Renvoyez à l'identique toutes les lignes ci-dessous, sans rien y changer.

*** Données fournies

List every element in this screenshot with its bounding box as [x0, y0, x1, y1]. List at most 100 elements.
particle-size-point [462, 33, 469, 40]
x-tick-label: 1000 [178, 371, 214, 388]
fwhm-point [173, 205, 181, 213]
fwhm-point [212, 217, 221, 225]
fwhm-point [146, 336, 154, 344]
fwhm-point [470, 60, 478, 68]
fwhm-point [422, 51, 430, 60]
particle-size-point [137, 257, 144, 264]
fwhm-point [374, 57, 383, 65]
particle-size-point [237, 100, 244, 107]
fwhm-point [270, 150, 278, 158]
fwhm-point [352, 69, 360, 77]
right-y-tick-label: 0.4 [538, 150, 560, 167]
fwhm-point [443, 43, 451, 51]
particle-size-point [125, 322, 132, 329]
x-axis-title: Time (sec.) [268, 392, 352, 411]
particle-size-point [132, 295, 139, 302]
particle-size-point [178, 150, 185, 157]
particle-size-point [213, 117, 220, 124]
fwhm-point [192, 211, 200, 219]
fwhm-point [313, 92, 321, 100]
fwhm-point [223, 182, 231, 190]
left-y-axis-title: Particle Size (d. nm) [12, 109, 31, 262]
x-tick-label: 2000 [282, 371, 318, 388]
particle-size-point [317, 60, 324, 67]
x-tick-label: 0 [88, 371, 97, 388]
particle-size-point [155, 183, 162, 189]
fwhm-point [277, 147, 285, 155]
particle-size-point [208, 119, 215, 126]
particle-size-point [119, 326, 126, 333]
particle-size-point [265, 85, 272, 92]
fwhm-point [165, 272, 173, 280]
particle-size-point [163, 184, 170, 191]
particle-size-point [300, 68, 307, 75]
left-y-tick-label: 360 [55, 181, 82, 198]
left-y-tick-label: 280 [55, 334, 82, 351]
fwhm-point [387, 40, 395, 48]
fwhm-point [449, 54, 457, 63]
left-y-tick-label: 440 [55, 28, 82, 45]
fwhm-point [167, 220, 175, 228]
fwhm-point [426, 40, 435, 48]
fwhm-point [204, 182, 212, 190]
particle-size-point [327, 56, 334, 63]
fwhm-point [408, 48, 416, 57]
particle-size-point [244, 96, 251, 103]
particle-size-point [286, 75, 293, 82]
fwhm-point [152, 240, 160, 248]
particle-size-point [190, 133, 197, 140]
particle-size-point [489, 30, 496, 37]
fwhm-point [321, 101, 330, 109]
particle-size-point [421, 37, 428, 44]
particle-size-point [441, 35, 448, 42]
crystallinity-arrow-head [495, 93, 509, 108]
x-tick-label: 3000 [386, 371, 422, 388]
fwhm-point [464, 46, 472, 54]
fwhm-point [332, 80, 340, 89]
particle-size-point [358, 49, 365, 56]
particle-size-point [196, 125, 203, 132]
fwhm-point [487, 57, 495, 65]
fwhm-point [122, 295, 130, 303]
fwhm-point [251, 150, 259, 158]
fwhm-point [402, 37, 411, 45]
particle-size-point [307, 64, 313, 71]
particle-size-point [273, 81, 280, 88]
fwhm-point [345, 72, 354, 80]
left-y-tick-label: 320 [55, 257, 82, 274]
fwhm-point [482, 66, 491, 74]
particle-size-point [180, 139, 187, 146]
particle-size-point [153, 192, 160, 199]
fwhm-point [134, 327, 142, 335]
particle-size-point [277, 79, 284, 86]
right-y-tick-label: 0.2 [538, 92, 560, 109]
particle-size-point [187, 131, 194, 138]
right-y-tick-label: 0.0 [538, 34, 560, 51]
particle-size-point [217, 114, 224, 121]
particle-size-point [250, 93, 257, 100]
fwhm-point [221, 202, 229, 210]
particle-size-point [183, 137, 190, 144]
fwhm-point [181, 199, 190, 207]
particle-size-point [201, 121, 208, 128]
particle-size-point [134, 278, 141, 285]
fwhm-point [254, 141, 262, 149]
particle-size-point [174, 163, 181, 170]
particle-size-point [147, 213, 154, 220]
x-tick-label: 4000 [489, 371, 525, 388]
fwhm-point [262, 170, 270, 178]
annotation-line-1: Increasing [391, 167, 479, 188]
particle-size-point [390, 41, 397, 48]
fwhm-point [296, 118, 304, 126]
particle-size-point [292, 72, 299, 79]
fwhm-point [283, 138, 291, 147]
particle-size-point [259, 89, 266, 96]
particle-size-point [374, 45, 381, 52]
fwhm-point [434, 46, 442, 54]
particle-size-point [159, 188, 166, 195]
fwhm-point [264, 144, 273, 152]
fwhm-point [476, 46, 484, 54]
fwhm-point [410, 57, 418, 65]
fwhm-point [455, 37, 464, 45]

******

Solution détaillée –
List every element in this screenshot with its bounding box as [x0, y0, x1, y1]. List at most 100 elements.
particle-size-point [462, 33, 469, 40]
x-tick-label: 1000 [178, 371, 214, 388]
fwhm-point [173, 205, 181, 213]
fwhm-point [212, 217, 221, 225]
fwhm-point [146, 336, 154, 344]
fwhm-point [470, 60, 478, 68]
fwhm-point [422, 51, 430, 60]
particle-size-point [137, 257, 144, 264]
fwhm-point [374, 57, 383, 65]
particle-size-point [237, 100, 244, 107]
fwhm-point [270, 150, 278, 158]
fwhm-point [352, 69, 360, 77]
right-y-tick-label: 0.4 [538, 150, 560, 167]
fwhm-point [443, 43, 451, 51]
particle-size-point [125, 322, 132, 329]
x-axis-title: Time (sec.) [268, 392, 352, 411]
particle-size-point [132, 295, 139, 302]
particle-size-point [178, 150, 185, 157]
particle-size-point [213, 117, 220, 124]
fwhm-point [192, 211, 200, 219]
fwhm-point [313, 92, 321, 100]
fwhm-point [223, 182, 231, 190]
left-y-axis-title: Particle Size (d. nm) [12, 109, 31, 262]
x-tick-label: 2000 [282, 371, 318, 388]
particle-size-point [317, 60, 324, 67]
x-tick-label: 0 [88, 371, 97, 388]
particle-size-point [155, 183, 162, 189]
fwhm-point [277, 147, 285, 155]
particle-size-point [208, 119, 215, 126]
particle-size-point [119, 326, 126, 333]
particle-size-point [265, 85, 272, 92]
fwhm-point [165, 272, 173, 280]
particle-size-point [163, 184, 170, 191]
particle-size-point [300, 68, 307, 75]
left-y-tick-label: 360 [55, 181, 82, 198]
left-y-tick-label: 280 [55, 334, 82, 351]
fwhm-point [387, 40, 395, 48]
fwhm-point [449, 54, 457, 63]
left-y-tick-label: 440 [55, 28, 82, 45]
fwhm-point [167, 220, 175, 228]
fwhm-point [426, 40, 435, 48]
fwhm-point [204, 182, 212, 190]
particle-size-point [327, 56, 334, 63]
fwhm-point [408, 48, 416, 57]
particle-size-point [244, 96, 251, 103]
particle-size-point [286, 75, 293, 82]
fwhm-point [152, 240, 160, 248]
particle-size-point [190, 133, 197, 140]
particle-size-point [489, 30, 496, 37]
fwhm-point [321, 101, 330, 109]
particle-size-point [421, 37, 428, 44]
particle-size-point [441, 35, 448, 42]
crystallinity-arrow-head [495, 93, 509, 108]
x-tick-label: 3000 [386, 371, 422, 388]
fwhm-point [464, 46, 472, 54]
fwhm-point [332, 80, 340, 89]
particle-size-point [358, 49, 365, 56]
particle-size-point [196, 125, 203, 132]
fwhm-point [487, 57, 495, 65]
fwhm-point [122, 295, 130, 303]
fwhm-point [251, 150, 259, 158]
fwhm-point [402, 37, 411, 45]
particle-size-point [307, 64, 313, 71]
particle-size-point [273, 81, 280, 88]
fwhm-point [345, 72, 354, 80]
left-y-tick-label: 320 [55, 257, 82, 274]
fwhm-point [482, 66, 491, 74]
particle-size-point [180, 139, 187, 146]
particle-size-point [153, 192, 160, 199]
fwhm-point [134, 327, 142, 335]
particle-size-point [277, 79, 284, 86]
right-y-tick-label: 0.2 [538, 92, 560, 109]
particle-size-point [187, 131, 194, 138]
right-y-tick-label: 0.0 [538, 34, 560, 51]
particle-size-point [217, 114, 224, 121]
particle-size-point [250, 93, 257, 100]
fwhm-point [221, 202, 229, 210]
particle-size-point [183, 137, 190, 144]
fwhm-point [181, 199, 190, 207]
particle-size-point [201, 121, 208, 128]
particle-size-point [134, 278, 141, 285]
fwhm-point [254, 141, 262, 149]
particle-size-point [174, 163, 181, 170]
particle-size-point [147, 213, 154, 220]
x-tick-label: 4000 [489, 371, 525, 388]
fwhm-point [262, 170, 270, 178]
annotation-line-1: Increasing [391, 167, 479, 188]
particle-size-point [390, 41, 397, 48]
fwhm-point [296, 118, 304, 126]
particle-size-point [292, 72, 299, 79]
fwhm-point [283, 138, 291, 147]
particle-size-point [259, 89, 266, 96]
particle-size-point [374, 45, 381, 52]
fwhm-point [434, 46, 442, 54]
particle-size-point [159, 188, 166, 195]
fwhm-point [264, 144, 273, 152]
fwhm-point [476, 46, 484, 54]
fwhm-point [410, 57, 418, 65]
fwhm-point [455, 37, 464, 45]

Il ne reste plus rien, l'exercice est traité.